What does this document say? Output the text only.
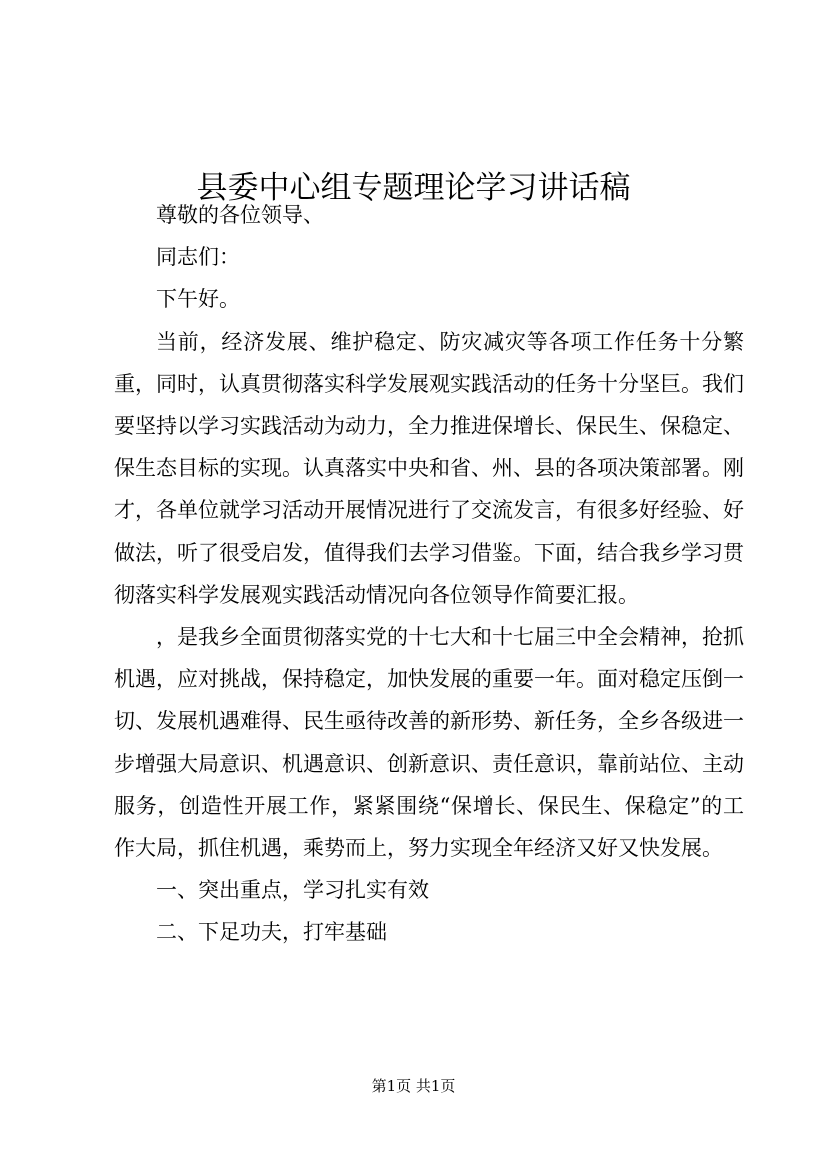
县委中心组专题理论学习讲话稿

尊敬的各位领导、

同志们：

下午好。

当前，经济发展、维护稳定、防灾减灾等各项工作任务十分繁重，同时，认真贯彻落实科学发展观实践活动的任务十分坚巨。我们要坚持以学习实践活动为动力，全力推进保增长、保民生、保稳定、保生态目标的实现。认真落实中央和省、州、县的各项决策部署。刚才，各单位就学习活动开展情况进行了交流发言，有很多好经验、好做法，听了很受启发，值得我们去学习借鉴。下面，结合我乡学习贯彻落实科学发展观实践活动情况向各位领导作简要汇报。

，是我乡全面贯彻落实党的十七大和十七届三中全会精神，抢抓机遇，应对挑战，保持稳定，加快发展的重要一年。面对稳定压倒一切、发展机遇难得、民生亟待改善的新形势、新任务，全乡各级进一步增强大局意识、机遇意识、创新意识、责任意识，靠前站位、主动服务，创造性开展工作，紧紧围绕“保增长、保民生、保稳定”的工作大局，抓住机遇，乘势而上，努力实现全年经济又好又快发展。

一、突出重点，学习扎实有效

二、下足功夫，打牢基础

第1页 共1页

* * *

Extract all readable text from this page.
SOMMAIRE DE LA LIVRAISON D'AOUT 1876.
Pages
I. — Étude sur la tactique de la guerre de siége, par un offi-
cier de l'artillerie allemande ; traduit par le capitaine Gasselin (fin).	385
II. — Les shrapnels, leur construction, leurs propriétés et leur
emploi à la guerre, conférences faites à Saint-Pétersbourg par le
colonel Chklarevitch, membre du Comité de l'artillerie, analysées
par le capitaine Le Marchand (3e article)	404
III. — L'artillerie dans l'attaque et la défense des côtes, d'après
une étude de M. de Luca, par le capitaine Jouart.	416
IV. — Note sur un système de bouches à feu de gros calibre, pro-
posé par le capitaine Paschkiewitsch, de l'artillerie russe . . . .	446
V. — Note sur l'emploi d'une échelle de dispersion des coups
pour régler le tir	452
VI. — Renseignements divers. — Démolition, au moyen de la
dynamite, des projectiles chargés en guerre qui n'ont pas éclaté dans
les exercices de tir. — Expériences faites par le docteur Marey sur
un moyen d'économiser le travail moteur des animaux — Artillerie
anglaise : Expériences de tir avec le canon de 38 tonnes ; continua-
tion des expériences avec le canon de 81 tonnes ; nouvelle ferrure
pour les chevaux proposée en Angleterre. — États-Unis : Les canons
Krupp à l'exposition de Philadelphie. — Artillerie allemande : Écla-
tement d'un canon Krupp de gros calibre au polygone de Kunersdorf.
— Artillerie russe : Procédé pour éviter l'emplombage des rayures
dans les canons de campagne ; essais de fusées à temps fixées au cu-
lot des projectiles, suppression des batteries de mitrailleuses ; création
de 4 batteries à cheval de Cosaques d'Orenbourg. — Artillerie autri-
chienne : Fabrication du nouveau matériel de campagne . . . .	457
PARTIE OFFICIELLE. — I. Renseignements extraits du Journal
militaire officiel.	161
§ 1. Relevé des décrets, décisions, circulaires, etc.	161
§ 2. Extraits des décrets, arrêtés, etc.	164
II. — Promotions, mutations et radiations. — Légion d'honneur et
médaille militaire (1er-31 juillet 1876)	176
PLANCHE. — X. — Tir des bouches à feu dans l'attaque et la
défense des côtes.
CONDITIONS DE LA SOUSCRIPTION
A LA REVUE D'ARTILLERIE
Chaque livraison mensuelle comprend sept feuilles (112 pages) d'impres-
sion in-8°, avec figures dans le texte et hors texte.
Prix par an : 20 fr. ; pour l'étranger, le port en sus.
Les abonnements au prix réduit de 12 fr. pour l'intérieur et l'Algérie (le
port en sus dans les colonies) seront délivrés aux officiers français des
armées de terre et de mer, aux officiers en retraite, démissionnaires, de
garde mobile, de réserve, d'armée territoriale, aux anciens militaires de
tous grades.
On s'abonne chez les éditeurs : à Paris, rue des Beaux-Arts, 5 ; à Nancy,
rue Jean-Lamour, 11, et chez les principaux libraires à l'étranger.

...

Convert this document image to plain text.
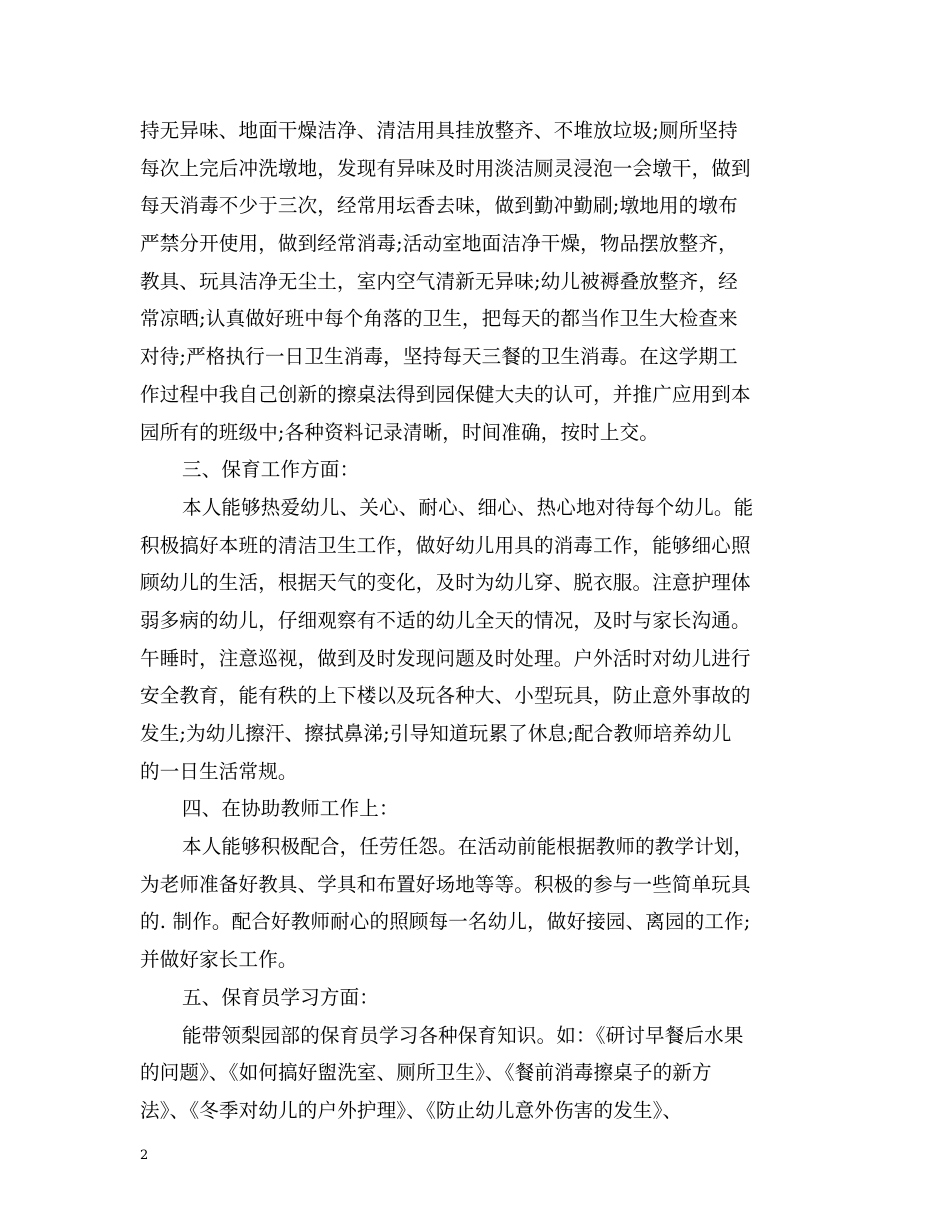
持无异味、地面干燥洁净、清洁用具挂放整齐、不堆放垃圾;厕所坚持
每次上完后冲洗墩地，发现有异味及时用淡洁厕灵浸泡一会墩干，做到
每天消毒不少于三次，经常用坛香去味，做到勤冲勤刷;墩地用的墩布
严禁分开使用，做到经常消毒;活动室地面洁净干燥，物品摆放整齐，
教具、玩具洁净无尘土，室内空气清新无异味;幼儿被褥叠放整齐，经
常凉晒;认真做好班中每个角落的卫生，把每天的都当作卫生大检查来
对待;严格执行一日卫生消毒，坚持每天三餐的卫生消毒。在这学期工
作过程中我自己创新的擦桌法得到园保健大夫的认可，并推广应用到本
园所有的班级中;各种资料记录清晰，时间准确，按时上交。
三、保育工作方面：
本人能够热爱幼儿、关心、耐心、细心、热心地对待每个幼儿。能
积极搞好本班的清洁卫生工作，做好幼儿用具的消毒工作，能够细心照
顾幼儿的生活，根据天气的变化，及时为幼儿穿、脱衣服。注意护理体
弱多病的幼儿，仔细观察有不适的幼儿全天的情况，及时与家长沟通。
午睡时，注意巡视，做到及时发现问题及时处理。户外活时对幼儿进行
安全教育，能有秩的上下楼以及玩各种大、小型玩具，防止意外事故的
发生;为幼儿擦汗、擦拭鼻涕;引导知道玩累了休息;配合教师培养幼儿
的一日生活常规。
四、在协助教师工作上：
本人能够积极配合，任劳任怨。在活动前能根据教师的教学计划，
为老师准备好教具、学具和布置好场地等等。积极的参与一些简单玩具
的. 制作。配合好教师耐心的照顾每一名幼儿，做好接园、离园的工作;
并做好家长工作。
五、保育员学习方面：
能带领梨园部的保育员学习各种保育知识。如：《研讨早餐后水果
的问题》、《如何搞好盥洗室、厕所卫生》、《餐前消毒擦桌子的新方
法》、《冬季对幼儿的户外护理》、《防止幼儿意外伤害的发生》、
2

_Aim_
From the listing, copy each line containing the word "bouches".

_Output below_
IV. — Note sur un système de bouches à feu de gros calibre, pro-
PLANCHE. — X. — Tir des bouches à feu dans l'attaque et la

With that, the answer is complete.